'''

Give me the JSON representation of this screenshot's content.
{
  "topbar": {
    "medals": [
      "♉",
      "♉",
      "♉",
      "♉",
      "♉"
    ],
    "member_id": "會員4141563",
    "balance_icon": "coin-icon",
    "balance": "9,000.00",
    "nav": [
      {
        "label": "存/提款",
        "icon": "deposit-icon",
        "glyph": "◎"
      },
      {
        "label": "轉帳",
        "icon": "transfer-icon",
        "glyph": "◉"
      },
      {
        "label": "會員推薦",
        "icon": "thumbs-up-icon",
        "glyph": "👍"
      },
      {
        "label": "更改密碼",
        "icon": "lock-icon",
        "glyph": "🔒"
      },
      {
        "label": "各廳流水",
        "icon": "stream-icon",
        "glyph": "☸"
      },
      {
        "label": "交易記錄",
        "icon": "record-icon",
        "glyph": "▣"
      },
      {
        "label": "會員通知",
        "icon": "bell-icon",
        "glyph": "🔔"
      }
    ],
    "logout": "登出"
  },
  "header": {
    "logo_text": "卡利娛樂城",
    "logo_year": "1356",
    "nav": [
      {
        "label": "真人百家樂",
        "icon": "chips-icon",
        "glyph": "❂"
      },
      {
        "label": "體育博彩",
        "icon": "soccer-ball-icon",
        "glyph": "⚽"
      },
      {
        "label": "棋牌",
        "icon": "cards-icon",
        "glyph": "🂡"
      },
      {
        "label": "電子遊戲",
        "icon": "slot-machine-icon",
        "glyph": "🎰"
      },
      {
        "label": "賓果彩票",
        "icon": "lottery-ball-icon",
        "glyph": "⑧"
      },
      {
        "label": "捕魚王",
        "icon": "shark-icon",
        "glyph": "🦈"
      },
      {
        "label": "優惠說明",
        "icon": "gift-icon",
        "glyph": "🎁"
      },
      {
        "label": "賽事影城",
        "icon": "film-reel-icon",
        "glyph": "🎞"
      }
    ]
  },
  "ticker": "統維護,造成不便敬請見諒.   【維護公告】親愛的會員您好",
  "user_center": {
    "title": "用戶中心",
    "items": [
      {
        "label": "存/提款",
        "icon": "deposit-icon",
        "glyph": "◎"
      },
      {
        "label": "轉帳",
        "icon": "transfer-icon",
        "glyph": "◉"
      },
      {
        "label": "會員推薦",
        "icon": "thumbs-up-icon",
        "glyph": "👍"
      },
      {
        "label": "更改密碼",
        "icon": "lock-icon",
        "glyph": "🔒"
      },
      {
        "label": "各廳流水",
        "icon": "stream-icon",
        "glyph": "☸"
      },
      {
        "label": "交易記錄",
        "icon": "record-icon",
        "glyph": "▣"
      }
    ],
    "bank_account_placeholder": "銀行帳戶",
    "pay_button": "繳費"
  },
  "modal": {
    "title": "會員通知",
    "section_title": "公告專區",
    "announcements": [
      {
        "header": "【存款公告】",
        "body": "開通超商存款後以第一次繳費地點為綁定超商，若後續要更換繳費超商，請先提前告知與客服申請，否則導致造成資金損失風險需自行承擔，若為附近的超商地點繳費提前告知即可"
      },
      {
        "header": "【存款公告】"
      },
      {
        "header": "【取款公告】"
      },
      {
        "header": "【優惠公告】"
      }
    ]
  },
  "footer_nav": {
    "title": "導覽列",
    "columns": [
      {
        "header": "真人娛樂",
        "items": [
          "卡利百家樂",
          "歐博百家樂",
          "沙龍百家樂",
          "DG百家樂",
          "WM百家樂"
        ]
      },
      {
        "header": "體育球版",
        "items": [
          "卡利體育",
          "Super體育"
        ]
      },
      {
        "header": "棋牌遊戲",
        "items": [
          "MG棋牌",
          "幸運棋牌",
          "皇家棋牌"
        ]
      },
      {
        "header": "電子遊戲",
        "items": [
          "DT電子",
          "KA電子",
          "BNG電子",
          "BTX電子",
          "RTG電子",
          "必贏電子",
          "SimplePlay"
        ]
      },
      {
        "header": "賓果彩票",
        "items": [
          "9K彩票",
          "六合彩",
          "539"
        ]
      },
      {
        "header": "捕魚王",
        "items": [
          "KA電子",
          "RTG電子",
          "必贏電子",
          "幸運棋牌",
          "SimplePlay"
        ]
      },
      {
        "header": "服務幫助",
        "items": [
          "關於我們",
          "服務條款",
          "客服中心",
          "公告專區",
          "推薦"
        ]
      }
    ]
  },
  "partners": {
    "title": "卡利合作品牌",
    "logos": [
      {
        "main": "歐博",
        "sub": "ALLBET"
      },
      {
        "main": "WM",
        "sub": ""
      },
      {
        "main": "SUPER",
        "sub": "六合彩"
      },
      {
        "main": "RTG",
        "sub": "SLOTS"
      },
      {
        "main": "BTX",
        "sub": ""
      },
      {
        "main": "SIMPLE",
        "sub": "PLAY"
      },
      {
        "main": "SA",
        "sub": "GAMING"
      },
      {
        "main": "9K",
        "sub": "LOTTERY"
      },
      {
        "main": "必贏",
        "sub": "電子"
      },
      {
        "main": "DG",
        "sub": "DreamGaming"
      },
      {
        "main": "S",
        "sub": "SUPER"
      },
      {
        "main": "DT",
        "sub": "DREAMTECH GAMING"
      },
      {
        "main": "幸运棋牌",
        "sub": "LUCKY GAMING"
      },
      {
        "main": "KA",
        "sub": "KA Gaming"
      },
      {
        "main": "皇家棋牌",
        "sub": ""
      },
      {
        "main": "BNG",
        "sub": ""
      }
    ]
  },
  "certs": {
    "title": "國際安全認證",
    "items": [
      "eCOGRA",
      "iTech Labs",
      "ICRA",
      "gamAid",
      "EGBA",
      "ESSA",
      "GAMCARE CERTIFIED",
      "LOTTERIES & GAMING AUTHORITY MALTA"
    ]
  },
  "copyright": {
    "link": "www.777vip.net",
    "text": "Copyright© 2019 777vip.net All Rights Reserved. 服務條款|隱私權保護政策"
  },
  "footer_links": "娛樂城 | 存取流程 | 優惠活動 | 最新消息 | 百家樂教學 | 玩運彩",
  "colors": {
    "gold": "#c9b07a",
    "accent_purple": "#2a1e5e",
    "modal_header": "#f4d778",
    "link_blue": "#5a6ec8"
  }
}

'''

▶ **Set task**: Repeat the listing above without any change.

▶ **Exercise answer**:
Give me the JSON representation of this screenshot's content.
{
  "topbar": {
    "medals": [
      "♉",
      "♉",
      "♉",
      "♉",
      "♉"
    ],
    "member_id": "會員4141563",
    "balance_icon": "coin-icon",
    "balance": "9,000.00",
    "nav": [
      {
        "label": "存/提款",
        "icon": "deposit-icon",
        "glyph": "◎"
      },
      {
        "label": "轉帳",
        "icon": "transfer-icon",
        "glyph": "◉"
      },
      {
        "label": "會員推薦",
        "icon": "thumbs-up-icon",
        "glyph": "👍"
      },
      {
        "label": "更改密碼",
        "icon": "lock-icon",
        "glyph": "🔒"
      },
      {
        "label": "各廳流水",
        "icon": "stream-icon",
        "glyph": "☸"
      },
      {
        "label": "交易記錄",
        "icon": "record-icon",
        "glyph": "▣"
      },
      {
        "label": "會員通知",
        "icon": "bell-icon",
        "glyph": "🔔"
      }
    ],
    "logout": "登出"
  },
  "header": {
    "logo_text": "卡利娛樂城",
    "logo_year": "1356",
    "nav": [
      {
        "label": "真人百家樂",
        "icon": "chips-icon",
        "glyph": "❂"
      },
      {
        "label": "體育博彩",
        "icon": "soccer-ball-icon",
        "glyph": "⚽"
      },
      {
        "label": "棋牌",
        "icon": "cards-icon",
        "glyph": "🂡"
      },
      {
        "label": "電子遊戲",
        "icon": "slot-machine-icon",
        "glyph": "🎰"
      },
      {
        "label": "賓果彩票",
        "icon": "lottery-ball-icon",
        "glyph": "⑧"
      },
      {
        "label": "捕魚王",
        "icon": "shark-icon",
        "glyph": "🦈"
      },
      {
        "label": "優惠說明",
        "icon": "gift-icon",
        "glyph": "🎁"
      },
      {
        "label": "賽事影城",
        "icon": "film-reel-icon",
        "glyph": "🎞"
      }
    ]
  },
  "ticker": "統維護,造成不便敬請見諒.   【維護公告】親愛的會員您好",
  "user_center": {
    "title": "用戶中心",
    "items": [
      {
        "label": "存/提款",
        "icon": "deposit-icon",
        "glyph": "◎"
      },
      {
        "label": "轉帳",
        "icon": "transfer-icon",
        "glyph": "◉"
      },
      {
        "label": "會員推薦",
        "icon": "thumbs-up-icon",
        "glyph": "👍"
      },
      {
        "label": "更改密碼",
        "icon": "lock-icon",
        "glyph": "🔒"
      },
      {
        "label": "各廳流水",
        "icon": "stream-icon",
        "glyph": "☸"
      },
      {
        "label": "交易記錄",
        "icon": "record-icon",
        "glyph": "▣"
      }
    ],
    "bank_account_placeholder": "銀行帳戶",
    "pay_button": "繳費"
  },
  "modal": {
    "title": "會員通知",
    "section_title": "公告專區",
    "announcements": [
      {
        "header": "【存款公告】",
        "body": "開通超商存款後以第一次繳費地點為綁定超商，若後續要更換繳費超商，請先提前告知與客服申請，否則導致造成資金損失風險需自行承擔，若為附近的超商地點繳費提前告知即可"
      },
      {
        "header": "【存款公告】"
      },
      {
        "header": "【取款公告】"
      },
      {
        "header": "【優惠公告】"
      }
    ]
  },
  "footer_nav": {
    "title": "導覽列",
    "columns": [
      {
        "header": "真人娛樂",
        "items": [
          "卡利百家樂",
          "歐博百家樂",
          "沙龍百家樂",
          "DG百家樂",
          "WM百家樂"
        ]
      },
      {
        "header": "體育球版",
        "items": [
          "卡利體育",
          "Super體育"
        ]
      },
      {
        "header": "棋牌遊戲",
        "items": [
          "MG棋牌",
          "幸運棋牌",
          "皇家棋牌"
        ]
      },
      {
        "header": "電子遊戲",
        "items": [
          "DT電子",
          "KA電子",
          "BNG電子",
          "BTX電子",
          "RTG電子",
          "必贏電子",
          "SimplePlay"
        ]
      },
      {
        "header": "賓果彩票",
        "items": [
          "9K彩票",
          "六合彩",
          "539"
        ]
      },
      {
        "header": "捕魚王",
        "items": [
          "KA電子",
          "RTG電子",
          "必贏電子",
          "幸運棋牌",
          "SimplePlay"
        ]
      },
      {
        "header": "服務幫助",
        "items": [
          "關於我們",
          "服務條款",
          "客服中心",
          "公告專區",
          "推薦"
        ]
      }
    ]
  },
  "partners": {
    "title": "卡利合作品牌",
    "logos": [
      {
        "main": "歐博",
        "sub": "ALLBET"
      },
      {
        "main": "WM",
        "sub": ""
      },
      {
        "main": "SUPER",
        "sub": "六合彩"
      },
      {
        "main": "RTG",
        "sub": "SLOTS"
      },
      {
        "main": "BTX",
        "sub": ""
      },
      {
        "main": "SIMPLE",
        "sub": "PLAY"
      },
      {
        "main": "SA",
        "sub": "GAMING"
      },
      {
        "main": "9K",
        "sub": "LOTTERY"
      },
      {
        "main": "必贏",
        "sub": "電子"
      },
      {
        "main": "DG",
        "sub": "DreamGaming"
      },
      {
        "main": "S",
        "sub": "SUPER"
      },
      {
        "main": "DT",
        "sub": "DREAMTECH GAMING"
      },
      {
        "main": "幸运棋牌",
        "sub": "LUCKY GAMING"
      },
      {
        "main": "KA",
        "sub": "KA Gaming"
      },
      {
        "main": "皇家棋牌",
        "sub": ""
      },
      {
        "main": "BNG",
        "sub": ""
      }
    ]
  },
  "certs": {
    "title": "國際安全認證",
    "items": [
      "eCOGRA",
      "iTech Labs",
      "ICRA",
      "gamAid",
      "EGBA",
      "ESSA",
      "GAMCARE CERTIFIED",
      "LOTTERIES & GAMING AUTHORITY MALTA"
    ]
  },
  "copyright": {
    "link": "www.777vip.net",
    "text": "Copyright© 2019 777vip.net All Rights Reserved. 服務條款|隱私權保護政策"
  },
  "footer_links": "娛樂城 | 存取流程 | 優惠活動 | 最新消息 | 百家樂教學 | 玩運彩",
  "colors": {
    "gold": "#c9b07a",
    "accent_purple": "#2a1e5e",
    "modal_header": "#f4d778",
    "link_blue": "#5a6ec8"
  }
}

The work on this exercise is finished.